**CHALLENGE**
Starting at the line that holds "Read all visible content and emit it as JSON.", set down each line through the end of the listing, exactly as written and with nothing added.

**PROVIDED RECORDS**
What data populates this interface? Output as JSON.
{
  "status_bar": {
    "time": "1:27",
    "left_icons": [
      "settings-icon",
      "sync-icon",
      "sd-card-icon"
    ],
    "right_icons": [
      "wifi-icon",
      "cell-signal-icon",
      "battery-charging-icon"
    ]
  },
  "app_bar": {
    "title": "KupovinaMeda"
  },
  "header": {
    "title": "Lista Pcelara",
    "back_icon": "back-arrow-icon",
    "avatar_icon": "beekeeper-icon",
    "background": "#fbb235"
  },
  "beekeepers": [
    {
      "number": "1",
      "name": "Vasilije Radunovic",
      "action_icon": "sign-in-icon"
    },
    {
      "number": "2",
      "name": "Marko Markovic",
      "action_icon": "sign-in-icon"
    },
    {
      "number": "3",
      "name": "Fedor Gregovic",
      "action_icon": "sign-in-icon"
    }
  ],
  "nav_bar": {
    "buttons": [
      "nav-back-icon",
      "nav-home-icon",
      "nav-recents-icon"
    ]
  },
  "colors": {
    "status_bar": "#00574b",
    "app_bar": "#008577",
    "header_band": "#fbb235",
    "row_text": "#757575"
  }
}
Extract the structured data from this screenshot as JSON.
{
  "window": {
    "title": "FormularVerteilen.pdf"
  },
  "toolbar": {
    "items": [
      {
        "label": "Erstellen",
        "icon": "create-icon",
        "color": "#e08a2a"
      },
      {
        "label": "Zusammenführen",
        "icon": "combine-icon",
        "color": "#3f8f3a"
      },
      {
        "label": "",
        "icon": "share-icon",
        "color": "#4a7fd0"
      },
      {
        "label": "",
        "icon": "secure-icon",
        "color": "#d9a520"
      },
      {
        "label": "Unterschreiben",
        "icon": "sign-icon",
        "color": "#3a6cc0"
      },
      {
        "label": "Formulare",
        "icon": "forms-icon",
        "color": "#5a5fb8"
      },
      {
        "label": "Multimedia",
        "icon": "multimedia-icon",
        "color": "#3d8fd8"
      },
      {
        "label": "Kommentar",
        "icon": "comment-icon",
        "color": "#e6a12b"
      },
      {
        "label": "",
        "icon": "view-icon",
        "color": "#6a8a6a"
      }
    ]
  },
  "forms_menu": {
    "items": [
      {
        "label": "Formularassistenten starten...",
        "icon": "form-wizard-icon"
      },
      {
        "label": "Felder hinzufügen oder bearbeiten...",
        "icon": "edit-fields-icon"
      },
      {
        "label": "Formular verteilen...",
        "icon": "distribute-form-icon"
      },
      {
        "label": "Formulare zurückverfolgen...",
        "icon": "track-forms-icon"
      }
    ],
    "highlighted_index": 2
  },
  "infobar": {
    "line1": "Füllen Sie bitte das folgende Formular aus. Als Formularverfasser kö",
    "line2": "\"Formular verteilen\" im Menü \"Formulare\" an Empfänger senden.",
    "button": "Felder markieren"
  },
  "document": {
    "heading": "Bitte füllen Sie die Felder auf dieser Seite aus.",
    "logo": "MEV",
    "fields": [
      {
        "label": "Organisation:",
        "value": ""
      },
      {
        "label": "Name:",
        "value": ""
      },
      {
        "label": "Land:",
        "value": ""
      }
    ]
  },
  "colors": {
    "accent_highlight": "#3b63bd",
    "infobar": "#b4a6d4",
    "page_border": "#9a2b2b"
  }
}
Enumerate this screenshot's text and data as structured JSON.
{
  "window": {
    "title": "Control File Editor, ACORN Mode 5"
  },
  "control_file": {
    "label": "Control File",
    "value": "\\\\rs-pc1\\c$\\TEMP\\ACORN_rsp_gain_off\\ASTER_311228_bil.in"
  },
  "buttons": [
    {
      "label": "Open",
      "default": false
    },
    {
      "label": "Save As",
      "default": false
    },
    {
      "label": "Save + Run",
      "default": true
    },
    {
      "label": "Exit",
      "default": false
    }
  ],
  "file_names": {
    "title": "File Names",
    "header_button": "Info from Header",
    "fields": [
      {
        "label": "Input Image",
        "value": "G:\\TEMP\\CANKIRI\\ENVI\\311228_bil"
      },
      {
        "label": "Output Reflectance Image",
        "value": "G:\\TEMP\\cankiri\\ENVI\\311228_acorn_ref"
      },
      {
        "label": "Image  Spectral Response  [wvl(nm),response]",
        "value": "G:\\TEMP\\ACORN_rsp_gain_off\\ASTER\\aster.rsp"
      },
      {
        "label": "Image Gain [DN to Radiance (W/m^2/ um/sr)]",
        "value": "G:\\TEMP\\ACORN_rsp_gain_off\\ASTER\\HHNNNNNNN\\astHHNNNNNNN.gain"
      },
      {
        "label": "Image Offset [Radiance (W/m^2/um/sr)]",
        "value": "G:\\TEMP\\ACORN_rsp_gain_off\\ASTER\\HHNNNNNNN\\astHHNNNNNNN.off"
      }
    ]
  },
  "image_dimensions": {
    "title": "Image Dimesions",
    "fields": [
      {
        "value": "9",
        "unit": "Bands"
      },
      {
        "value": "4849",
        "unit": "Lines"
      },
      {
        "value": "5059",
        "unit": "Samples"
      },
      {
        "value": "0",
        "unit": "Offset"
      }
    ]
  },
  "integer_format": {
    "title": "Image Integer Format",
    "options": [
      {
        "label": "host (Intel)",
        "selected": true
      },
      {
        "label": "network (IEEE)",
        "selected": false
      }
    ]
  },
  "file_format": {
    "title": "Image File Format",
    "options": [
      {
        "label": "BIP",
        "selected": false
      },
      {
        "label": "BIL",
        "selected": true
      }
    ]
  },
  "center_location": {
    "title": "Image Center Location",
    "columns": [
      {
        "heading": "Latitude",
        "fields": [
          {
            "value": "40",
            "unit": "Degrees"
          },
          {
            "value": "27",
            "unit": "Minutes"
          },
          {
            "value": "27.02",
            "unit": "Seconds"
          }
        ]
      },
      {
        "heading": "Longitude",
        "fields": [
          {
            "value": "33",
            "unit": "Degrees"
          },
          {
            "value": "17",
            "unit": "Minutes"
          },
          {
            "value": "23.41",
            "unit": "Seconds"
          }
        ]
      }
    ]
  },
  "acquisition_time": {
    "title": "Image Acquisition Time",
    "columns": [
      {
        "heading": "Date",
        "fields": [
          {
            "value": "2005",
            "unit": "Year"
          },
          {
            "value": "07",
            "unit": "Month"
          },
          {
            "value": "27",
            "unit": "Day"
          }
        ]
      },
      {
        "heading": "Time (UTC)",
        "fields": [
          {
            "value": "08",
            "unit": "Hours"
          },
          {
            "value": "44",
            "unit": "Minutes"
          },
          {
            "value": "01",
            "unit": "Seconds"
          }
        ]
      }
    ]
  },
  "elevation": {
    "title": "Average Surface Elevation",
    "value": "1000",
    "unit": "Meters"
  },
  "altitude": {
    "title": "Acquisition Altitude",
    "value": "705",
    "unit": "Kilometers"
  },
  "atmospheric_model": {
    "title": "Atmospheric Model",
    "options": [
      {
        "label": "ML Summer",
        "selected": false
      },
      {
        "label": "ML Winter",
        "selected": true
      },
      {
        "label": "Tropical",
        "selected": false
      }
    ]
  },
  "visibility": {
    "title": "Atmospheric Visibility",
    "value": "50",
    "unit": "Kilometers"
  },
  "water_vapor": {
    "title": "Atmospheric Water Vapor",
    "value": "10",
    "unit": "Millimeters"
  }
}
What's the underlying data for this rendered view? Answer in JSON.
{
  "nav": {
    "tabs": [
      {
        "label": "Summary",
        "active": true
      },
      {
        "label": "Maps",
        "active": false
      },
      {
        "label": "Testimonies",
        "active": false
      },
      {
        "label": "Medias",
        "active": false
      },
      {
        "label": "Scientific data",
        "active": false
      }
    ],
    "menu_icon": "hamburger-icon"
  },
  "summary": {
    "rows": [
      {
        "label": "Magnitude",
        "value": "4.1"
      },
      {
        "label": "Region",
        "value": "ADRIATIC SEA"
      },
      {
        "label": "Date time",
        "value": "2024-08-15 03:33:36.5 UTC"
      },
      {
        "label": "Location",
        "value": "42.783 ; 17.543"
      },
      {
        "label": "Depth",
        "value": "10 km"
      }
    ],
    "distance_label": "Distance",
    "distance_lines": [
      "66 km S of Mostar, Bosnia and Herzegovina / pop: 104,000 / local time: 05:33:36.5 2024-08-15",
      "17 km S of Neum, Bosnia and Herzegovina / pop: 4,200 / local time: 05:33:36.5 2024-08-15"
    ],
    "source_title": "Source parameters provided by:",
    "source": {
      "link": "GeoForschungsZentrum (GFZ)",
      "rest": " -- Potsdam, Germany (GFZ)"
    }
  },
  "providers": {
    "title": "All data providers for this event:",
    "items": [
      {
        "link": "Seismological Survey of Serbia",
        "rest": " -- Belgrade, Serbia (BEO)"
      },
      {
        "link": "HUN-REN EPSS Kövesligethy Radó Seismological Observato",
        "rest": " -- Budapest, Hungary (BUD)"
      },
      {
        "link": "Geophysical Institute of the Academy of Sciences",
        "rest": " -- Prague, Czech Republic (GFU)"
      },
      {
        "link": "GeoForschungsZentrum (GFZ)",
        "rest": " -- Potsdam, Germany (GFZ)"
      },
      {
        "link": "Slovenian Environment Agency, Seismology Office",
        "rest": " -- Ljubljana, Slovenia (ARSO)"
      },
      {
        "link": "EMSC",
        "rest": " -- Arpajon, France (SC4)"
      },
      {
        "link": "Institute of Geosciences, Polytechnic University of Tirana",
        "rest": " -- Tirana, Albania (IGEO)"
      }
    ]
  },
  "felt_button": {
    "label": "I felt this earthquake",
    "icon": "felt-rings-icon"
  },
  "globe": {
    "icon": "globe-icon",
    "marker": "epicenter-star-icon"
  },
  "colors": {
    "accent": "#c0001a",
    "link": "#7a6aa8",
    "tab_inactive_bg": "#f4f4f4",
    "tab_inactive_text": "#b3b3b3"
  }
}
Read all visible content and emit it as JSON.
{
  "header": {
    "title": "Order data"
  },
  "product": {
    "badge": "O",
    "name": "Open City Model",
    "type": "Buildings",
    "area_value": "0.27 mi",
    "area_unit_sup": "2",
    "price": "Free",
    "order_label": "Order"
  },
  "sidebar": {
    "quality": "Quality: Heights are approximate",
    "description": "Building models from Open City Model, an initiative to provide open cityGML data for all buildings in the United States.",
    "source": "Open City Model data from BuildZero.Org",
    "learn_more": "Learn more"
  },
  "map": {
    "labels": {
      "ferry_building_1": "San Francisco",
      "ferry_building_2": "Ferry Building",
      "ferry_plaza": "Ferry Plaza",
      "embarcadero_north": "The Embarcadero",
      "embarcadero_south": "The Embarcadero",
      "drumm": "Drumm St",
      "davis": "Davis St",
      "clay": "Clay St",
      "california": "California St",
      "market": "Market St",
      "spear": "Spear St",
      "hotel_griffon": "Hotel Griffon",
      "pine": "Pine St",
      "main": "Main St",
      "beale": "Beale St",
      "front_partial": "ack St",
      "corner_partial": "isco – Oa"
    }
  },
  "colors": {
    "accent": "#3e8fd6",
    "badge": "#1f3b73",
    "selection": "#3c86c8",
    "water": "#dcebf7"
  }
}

**CORRECT OUTPUT**
Read all visible content and emit it as JSON.
{
  "header": {
    "title": "Order data"
  },
  "product": {
    "badge": "O",
    "name": "Open City Model",
    "type": "Buildings",
    "area_value": "0.27 mi",
    "area_unit_sup": "2",
    "price": "Free",
    "order_label": "Order"
  },
  "sidebar": {
    "quality": "Quality: Heights are approximate",
    "description": "Building models from Open City Model, an initiative to provide open cityGML data for all buildings in the United States.",
    "source": "Open City Model data from BuildZero.Org",
    "learn_more": "Learn more"
  },
  "map": {
    "labels": {
      "ferry_building_1": "San Francisco",
      "ferry_building_2": "Ferry Building",
      "ferry_plaza": "Ferry Plaza",
      "embarcadero_north": "The Embarcadero",
      "embarcadero_south": "The Embarcadero",
      "drumm": "Drumm St",
      "davis": "Davis St",
      "clay": "Clay St",
      "california": "California St",
      "market": "Market St",
      "spear": "Spear St",
      "hotel_griffon": "Hotel Griffon",
      "pine": "Pine St",
      "main": "Main St",
      "beale": "Beale St",
      "front_partial": "ack St",
      "corner_partial": "isco – Oa"
    }
  },
  "colors": {
    "accent": "#3e8fd6",
    "badge": "#1f3b73",
    "selection": "#3c86c8",
    "water": "#dcebf7"
  }
}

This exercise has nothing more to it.